Stored data entries:
+++
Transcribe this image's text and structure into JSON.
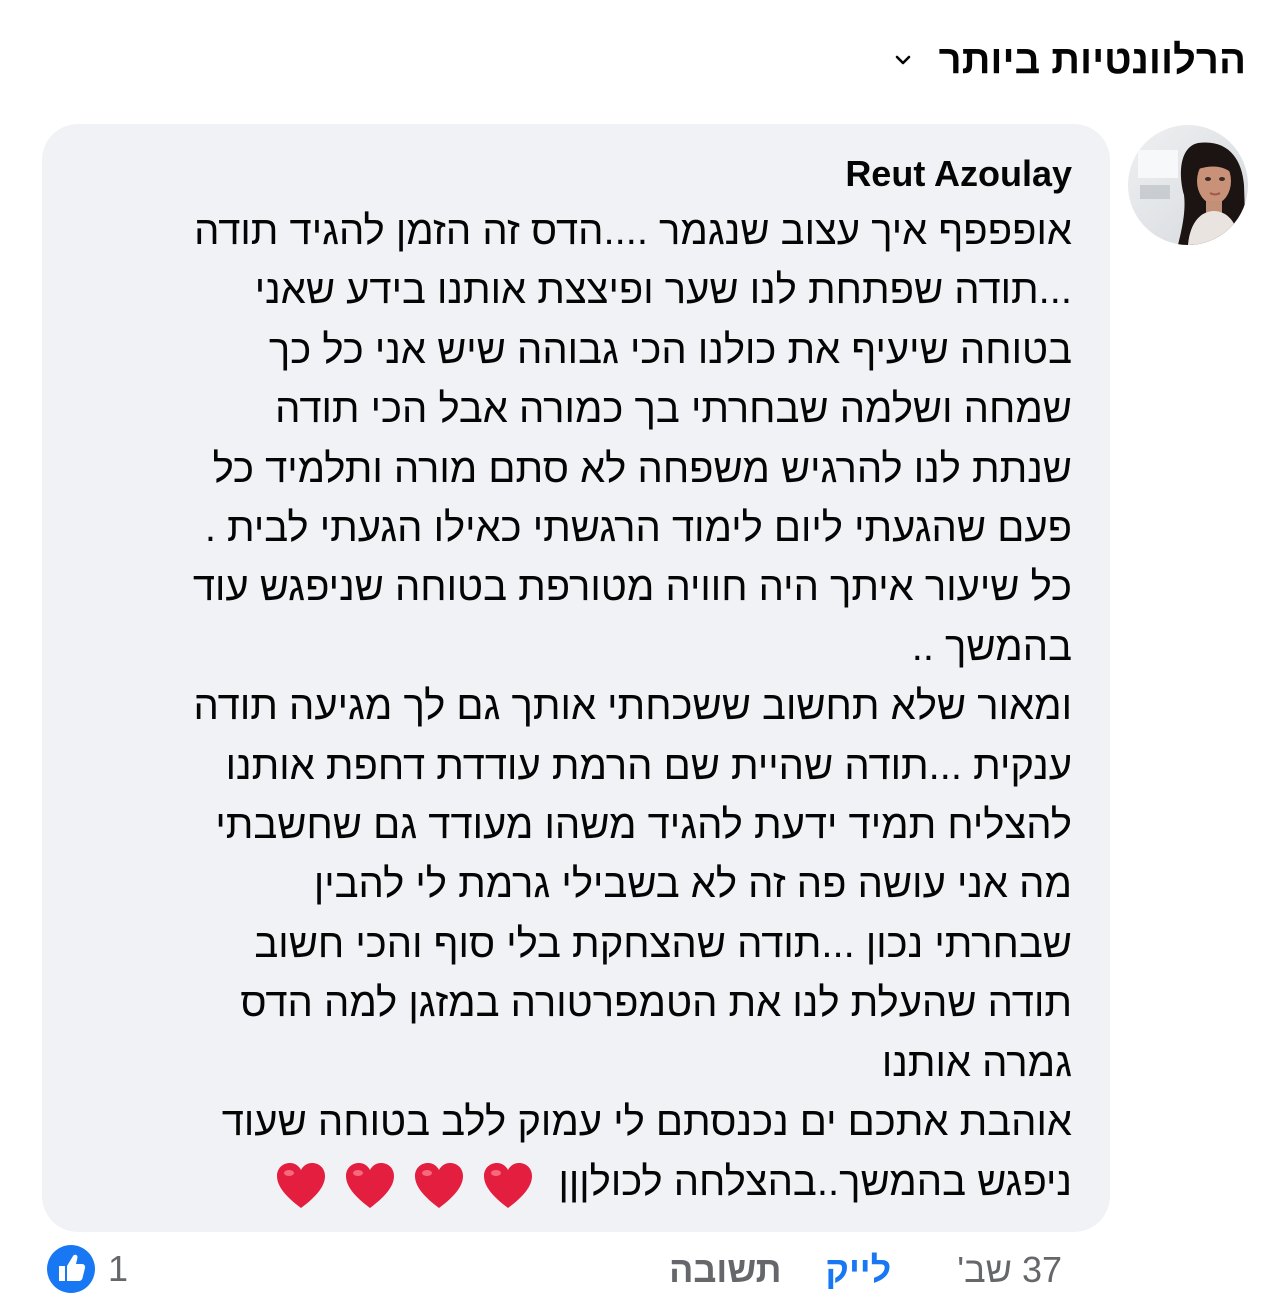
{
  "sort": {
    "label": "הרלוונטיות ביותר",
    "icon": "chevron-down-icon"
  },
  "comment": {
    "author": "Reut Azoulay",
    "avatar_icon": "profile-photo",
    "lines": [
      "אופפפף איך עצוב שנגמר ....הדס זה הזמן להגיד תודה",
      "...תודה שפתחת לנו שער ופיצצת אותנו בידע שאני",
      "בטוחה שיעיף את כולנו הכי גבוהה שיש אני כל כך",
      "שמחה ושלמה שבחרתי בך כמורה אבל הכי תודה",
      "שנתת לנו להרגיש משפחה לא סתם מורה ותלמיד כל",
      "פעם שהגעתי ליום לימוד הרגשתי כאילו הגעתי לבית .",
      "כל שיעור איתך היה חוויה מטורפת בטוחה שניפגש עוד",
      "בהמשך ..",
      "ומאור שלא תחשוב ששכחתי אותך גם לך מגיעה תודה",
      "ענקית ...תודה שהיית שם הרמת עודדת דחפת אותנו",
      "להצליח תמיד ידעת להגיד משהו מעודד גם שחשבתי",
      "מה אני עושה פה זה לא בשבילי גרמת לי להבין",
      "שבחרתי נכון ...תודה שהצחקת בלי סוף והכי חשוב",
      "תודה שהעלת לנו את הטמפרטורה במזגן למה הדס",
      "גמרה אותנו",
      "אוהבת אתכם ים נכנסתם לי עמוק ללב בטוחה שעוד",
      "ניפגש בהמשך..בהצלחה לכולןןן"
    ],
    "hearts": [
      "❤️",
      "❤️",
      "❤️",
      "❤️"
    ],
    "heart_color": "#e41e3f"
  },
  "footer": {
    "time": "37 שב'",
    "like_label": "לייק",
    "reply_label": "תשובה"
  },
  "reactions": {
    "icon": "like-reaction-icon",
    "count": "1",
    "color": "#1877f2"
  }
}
+++
=== WHAT IS ASKED ===
Scan the material above. Extract every line in which the word "להגיד" occurs.

=== FULL SOLUTION ===
      "אופפפף איך עצוב שנגמר ....הדס זה הזמן להגיד תודה",
      "להצליח תמיד ידעת להגיד משהו מעודד גם שחשבתי",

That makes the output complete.